● DOCUMENT SECTION
--------
The experiment was conducted in a crossover design during a single day [24]. Subjects were seated in a comfortable chair with a distance to the monitor of approximately 1 m (approx. 39 in). After a baseline measurement (including the training session), a train of rTMS was applied at three stimulation sites (MPFC, left DLPFC, sham control) in a fully counterbalanced (six possible sequences performed three times) and randomized order to control for possible carry-over and/or sequence effects (Figure 1). After each rTMS train the subject performed the GoNogo task, which lasted approximately 30 min. Electroencephalogram (EEG) was recorded during task performance at baseline and after TMS application. The interval between stimulation conditions was 50 min to exclude carry-over effects, as the rTMS protocol was expected to induce post-stimulation effects lasting only few minutes [23].

Figure 1

Experimental crossover design counterbalanced for stimulation sites.

A Magstim Super Rapid Magnetic Stimulator (Magstim Company Ltd, Whitland, UK) with a figure-8-shaped 70 mm coil was used for rTMS. RTM was determined on a separate day prior to the experimental session. Motor evoked potentials (MEPs) were recorded from the abductor pollicis brevis (APB) and defined as the minimum stimulus intensity that produced a liminal motor-evoked potential (>50 µ in at least 50% of 10 trials). Stimulation sites were defined on the basis of the International 10–20 EEG system. The frontopolar region targeting the ACC was stimulated at Fz [25] and left DLPFC was stimulated at the F3 position [26]. For sham rTMS the auditory cortex was chosen corresponding to the T3 electrode intending not to interfere with the visual task. For sham rTMS, the coil was held at an angle of 45° to the scalp to be sure not to exert an effective stimulation. Stimulations were applied at 120% of the individual RMT with a frequency of 1 Hz for 10 minutes (600 impulses). During rTMS, the respective electrode was transiently removed and replaced immediately afterwards.

5 EEG-recording

EEG was recorded with 33 Ag/AgCl electrodes referred to Cz (32 channels: Fp1, Fp2, F3, F4, F7, F8, C3, C4, P3, P4, T5, T6, T3, T4, O1, O2, Fz, Cz, Pz, Oz, A1, A2, T1, T2, Fc5, Fc6, Fc1, Fc2, Cp5, Cp6, P9, P10). An EEG-Cap was used with removable electrodes to allow for application of rTMS. Electrodes were positioned according to the International 10–20 system. For the recording of eye movements an additional electrode (EOG) was positioned 1 cm lateral to the left eye. Electrode skin impedance was less than 5 kΩ at the beginning of the session. Data were collected with a sampling rate of 250 Hz and an analogous band pass filter (0.16 - 200 Hz).
--------
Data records

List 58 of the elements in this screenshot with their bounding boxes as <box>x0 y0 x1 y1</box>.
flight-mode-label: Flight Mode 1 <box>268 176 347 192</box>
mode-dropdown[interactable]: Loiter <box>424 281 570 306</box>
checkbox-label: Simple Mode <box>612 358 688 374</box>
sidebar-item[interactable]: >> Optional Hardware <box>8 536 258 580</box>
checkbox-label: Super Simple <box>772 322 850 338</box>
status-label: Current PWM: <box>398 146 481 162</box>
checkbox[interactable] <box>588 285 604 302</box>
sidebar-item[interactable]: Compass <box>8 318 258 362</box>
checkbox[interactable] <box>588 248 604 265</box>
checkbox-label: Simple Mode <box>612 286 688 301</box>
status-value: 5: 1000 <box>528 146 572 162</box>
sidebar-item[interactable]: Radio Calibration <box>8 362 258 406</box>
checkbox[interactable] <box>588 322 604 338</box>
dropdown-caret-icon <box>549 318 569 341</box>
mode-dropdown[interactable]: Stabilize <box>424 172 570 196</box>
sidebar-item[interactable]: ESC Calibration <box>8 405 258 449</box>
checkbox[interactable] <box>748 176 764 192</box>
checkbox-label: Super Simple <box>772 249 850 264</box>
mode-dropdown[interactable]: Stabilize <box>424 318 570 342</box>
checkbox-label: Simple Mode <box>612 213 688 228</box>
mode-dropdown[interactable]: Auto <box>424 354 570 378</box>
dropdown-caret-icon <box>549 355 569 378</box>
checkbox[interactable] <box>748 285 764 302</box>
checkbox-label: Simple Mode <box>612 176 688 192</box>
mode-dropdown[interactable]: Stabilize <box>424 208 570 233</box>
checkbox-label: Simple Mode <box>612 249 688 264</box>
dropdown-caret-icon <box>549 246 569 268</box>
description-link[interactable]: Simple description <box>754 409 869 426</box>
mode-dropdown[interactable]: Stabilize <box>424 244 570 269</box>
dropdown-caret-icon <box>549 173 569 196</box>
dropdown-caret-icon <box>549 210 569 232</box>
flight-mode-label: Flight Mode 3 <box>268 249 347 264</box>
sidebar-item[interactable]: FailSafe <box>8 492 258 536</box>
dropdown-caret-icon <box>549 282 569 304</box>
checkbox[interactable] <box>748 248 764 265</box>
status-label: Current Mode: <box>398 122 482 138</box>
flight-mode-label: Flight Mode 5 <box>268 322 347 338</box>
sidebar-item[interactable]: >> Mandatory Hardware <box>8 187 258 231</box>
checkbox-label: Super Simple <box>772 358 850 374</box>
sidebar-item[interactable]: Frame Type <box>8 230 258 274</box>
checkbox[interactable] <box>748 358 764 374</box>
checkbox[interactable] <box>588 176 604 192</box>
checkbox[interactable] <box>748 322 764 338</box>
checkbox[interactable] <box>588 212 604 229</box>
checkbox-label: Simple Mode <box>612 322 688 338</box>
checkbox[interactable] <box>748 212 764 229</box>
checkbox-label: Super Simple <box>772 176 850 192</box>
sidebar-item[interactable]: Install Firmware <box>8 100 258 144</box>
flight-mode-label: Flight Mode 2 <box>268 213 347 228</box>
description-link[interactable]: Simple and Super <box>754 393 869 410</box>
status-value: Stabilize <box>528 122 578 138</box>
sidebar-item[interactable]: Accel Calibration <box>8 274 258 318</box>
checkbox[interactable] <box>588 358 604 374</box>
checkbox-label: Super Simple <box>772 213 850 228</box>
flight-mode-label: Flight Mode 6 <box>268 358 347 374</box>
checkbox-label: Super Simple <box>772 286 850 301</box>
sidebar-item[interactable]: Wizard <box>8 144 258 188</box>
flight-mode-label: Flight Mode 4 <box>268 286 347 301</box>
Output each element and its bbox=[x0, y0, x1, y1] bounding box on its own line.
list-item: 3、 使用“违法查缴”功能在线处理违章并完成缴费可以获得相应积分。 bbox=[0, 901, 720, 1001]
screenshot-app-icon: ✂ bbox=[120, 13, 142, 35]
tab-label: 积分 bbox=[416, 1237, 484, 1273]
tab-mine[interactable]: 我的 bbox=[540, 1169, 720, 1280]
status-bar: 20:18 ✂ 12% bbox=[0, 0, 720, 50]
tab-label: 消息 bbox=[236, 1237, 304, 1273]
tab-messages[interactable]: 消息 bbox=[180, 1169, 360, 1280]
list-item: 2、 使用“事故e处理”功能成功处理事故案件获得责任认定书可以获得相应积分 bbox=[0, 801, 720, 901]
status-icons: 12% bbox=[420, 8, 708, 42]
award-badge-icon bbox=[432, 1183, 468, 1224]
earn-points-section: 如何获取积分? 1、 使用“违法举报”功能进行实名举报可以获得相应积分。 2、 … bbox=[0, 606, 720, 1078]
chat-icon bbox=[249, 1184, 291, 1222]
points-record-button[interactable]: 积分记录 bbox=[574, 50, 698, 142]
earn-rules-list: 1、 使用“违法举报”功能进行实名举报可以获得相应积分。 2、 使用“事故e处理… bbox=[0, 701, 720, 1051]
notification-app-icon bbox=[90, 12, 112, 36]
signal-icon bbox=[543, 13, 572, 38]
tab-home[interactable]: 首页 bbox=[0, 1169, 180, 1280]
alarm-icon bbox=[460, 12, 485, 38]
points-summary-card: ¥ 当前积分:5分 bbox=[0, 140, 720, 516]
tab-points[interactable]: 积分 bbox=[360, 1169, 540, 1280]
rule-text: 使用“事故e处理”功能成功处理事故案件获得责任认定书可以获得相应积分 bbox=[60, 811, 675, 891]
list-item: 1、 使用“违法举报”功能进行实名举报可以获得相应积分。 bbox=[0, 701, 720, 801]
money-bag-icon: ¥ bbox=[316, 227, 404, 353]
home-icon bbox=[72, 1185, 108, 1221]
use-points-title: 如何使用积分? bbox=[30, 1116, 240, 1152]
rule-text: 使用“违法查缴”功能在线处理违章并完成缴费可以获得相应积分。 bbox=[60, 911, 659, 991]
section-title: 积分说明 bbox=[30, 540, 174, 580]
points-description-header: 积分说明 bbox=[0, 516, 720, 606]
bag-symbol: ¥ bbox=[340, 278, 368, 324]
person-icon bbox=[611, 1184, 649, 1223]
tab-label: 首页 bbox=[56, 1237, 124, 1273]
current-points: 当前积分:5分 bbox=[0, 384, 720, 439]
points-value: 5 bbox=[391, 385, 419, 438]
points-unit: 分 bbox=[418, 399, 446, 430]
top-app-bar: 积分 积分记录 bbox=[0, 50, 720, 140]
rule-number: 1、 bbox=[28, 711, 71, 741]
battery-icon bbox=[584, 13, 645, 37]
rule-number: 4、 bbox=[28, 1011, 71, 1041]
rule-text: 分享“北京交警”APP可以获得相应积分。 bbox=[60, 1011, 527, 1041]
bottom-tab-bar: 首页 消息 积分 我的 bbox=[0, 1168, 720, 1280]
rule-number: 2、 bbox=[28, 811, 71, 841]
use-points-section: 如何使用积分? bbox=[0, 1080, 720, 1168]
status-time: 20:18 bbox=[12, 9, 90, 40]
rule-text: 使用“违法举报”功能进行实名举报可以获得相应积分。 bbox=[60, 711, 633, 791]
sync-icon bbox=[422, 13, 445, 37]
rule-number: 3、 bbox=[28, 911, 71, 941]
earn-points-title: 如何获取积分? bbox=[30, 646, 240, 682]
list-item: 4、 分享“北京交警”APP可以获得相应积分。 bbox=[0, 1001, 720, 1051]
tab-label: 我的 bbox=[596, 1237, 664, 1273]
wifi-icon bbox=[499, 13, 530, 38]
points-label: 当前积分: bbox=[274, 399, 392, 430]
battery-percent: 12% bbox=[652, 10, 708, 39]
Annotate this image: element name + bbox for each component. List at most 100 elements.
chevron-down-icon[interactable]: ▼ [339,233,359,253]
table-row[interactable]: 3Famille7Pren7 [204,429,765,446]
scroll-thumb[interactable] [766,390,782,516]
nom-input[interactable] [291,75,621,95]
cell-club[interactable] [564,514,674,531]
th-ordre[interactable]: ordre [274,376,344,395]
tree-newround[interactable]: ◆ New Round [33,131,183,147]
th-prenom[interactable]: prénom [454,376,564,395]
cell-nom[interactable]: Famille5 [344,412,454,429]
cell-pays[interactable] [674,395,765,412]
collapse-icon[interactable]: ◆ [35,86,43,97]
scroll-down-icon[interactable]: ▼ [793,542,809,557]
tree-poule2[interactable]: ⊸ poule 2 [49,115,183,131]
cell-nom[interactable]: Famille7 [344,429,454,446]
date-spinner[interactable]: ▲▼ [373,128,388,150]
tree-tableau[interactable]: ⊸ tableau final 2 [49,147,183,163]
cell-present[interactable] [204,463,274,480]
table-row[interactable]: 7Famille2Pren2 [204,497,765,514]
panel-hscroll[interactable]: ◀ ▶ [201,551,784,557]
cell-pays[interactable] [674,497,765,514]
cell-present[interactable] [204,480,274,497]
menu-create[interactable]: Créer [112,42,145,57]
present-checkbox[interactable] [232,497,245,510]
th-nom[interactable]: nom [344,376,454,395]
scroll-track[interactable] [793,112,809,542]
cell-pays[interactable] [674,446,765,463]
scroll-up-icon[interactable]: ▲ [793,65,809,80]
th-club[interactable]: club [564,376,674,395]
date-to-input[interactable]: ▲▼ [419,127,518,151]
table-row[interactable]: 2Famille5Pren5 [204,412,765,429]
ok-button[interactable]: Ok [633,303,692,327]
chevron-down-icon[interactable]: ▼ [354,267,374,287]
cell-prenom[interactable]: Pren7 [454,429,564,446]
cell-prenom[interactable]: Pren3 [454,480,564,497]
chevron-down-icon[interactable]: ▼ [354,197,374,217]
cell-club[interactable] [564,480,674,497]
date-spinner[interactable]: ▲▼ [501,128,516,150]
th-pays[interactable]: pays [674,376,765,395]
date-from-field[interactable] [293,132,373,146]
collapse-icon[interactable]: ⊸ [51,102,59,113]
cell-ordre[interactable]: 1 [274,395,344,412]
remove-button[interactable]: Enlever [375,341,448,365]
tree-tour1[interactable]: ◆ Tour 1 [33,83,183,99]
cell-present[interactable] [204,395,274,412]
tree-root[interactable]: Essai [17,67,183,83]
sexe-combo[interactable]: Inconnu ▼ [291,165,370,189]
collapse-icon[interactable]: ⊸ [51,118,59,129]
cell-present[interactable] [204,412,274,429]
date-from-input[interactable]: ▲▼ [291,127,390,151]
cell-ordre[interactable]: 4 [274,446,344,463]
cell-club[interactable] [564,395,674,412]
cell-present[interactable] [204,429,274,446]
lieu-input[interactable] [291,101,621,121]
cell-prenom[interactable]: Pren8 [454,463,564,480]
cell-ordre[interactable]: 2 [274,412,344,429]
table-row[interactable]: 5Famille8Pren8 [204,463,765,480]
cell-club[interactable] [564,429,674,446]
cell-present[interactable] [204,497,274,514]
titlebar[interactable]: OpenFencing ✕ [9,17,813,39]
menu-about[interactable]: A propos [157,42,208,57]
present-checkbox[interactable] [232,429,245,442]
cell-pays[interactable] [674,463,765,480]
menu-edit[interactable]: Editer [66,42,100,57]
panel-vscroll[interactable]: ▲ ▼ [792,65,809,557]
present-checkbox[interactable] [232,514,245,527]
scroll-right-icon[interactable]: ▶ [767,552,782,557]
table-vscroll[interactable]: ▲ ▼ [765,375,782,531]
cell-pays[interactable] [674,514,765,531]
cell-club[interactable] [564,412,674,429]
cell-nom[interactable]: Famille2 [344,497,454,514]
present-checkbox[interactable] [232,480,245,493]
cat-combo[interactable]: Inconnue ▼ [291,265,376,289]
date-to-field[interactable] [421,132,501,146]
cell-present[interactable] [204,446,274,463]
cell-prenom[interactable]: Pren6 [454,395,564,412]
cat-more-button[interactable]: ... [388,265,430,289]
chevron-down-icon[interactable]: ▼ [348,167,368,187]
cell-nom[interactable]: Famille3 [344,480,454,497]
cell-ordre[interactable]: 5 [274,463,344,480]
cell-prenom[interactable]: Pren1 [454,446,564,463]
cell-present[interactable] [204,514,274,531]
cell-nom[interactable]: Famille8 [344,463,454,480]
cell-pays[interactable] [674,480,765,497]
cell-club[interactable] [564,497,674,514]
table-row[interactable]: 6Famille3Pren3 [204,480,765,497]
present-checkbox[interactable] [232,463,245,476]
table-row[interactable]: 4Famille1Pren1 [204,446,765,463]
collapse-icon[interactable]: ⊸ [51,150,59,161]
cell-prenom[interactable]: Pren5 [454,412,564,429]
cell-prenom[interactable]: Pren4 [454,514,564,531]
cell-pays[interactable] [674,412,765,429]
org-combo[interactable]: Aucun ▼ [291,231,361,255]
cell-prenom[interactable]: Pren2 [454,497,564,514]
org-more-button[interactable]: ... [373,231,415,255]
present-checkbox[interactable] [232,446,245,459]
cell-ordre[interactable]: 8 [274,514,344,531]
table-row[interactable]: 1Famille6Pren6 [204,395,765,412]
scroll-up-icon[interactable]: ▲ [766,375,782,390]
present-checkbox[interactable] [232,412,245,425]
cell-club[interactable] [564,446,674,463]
--------
● THINGS TO DO
[a] In the rTMS methods text, at which electrode position was the left DLPFC stimulated?
[b] Duplicate the part of the rTMS methods text starting at "The experiment was" and ending at "few minutes [23].".

● SOLUTIONS TO THE PROBLEMS
[a] F3

[b]
The experiment was conducted in a crossover design during a single day [24]. Subjects were seated in a comfortable chair with a distance to the monitor of approximately 1 m (approx. 39 in). After a baseline measurement (including the training session), a train of rTMS was applied at three stimulation sites (MPFC, left DLPFC, sham control) in a fully counterbalanced (six possible sequences performed three times) and randomized order to control for possible carry-over and/or sequence effects (Figure 1). After each rTMS train the subject performed the GoNogo task, which lasted approximately 30 min. Electroencephalogram (EEG) was recorded during task performance at baseline and after TMS application. The interval between stimulation conditions was 50 min to exclude carry-over effects, as the rTMS protocol was expected to induce post-stimulation effects lasting only few minutes [23].